[Start of Provided information]

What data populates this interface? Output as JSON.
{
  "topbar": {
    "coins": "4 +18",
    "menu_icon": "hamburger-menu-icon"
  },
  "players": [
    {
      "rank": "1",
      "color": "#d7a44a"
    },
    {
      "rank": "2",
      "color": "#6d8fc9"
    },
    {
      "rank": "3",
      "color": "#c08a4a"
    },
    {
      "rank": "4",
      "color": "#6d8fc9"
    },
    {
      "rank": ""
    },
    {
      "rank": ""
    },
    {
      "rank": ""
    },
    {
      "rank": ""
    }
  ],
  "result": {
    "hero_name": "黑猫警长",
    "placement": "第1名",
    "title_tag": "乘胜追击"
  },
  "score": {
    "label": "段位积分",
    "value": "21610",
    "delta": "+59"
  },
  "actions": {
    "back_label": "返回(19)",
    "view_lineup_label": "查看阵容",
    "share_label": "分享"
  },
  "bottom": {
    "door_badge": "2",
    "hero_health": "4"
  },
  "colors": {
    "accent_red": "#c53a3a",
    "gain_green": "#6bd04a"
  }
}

[End of Provided information]
[Start of Provided information]

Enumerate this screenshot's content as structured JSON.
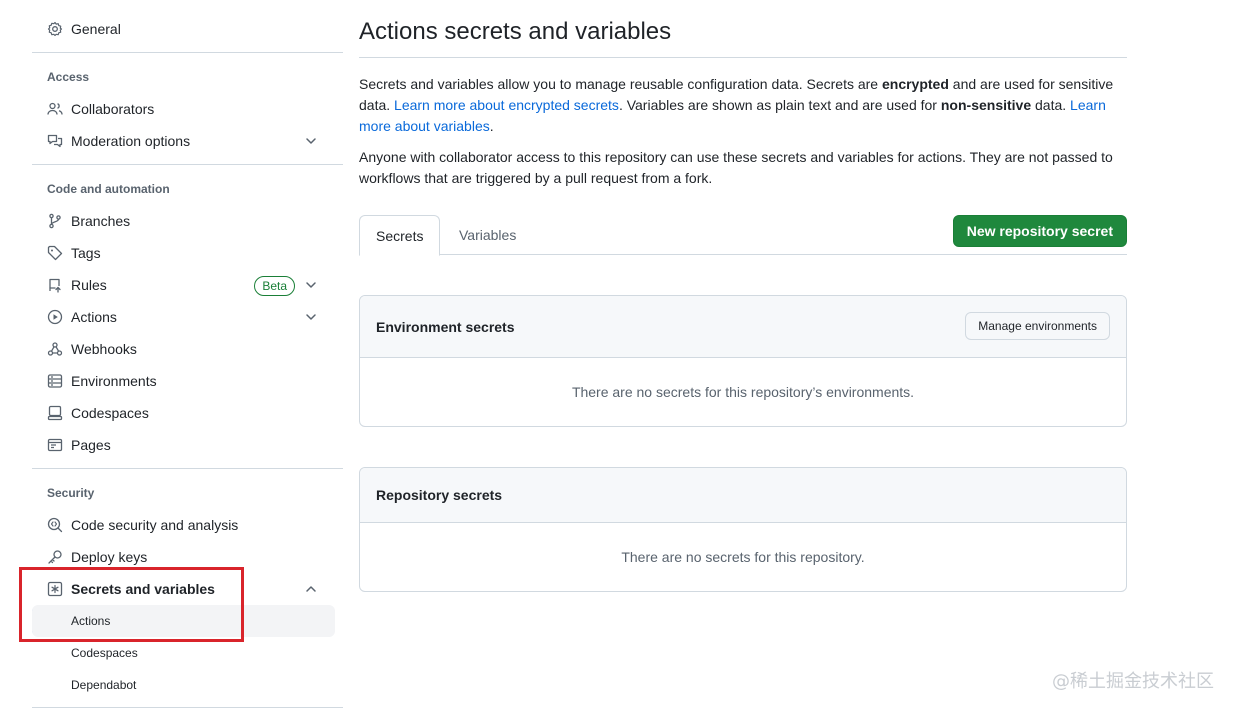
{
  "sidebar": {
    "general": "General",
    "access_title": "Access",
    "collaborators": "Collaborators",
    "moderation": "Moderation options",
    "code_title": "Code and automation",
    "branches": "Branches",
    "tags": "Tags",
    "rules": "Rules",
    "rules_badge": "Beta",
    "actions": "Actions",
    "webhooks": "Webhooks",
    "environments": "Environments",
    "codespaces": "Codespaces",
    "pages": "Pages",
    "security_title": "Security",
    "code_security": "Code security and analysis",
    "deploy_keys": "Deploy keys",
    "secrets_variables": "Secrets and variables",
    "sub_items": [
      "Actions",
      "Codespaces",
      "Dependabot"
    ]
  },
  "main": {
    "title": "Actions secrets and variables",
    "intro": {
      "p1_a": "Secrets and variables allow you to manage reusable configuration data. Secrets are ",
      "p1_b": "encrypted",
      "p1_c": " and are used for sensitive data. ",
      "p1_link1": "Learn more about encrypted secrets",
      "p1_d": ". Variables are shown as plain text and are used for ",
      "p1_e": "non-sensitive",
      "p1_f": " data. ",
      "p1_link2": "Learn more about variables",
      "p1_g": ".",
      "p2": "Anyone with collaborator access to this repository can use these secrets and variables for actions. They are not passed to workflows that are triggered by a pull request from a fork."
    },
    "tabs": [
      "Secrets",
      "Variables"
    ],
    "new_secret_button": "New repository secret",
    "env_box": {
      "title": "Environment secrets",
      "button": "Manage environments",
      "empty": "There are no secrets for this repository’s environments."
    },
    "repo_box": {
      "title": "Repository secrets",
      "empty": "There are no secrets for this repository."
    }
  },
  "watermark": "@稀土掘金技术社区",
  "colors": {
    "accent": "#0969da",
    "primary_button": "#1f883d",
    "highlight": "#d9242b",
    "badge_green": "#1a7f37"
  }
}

[End of Provided information]

→ **Aim of the task**: Gather, from the listing above, every line carrying the word "more".

→ **Answer to the problem**:
      "p1_link1": "Learn more about encrypted secrets",
      "p1_link2": "Learn more about variables",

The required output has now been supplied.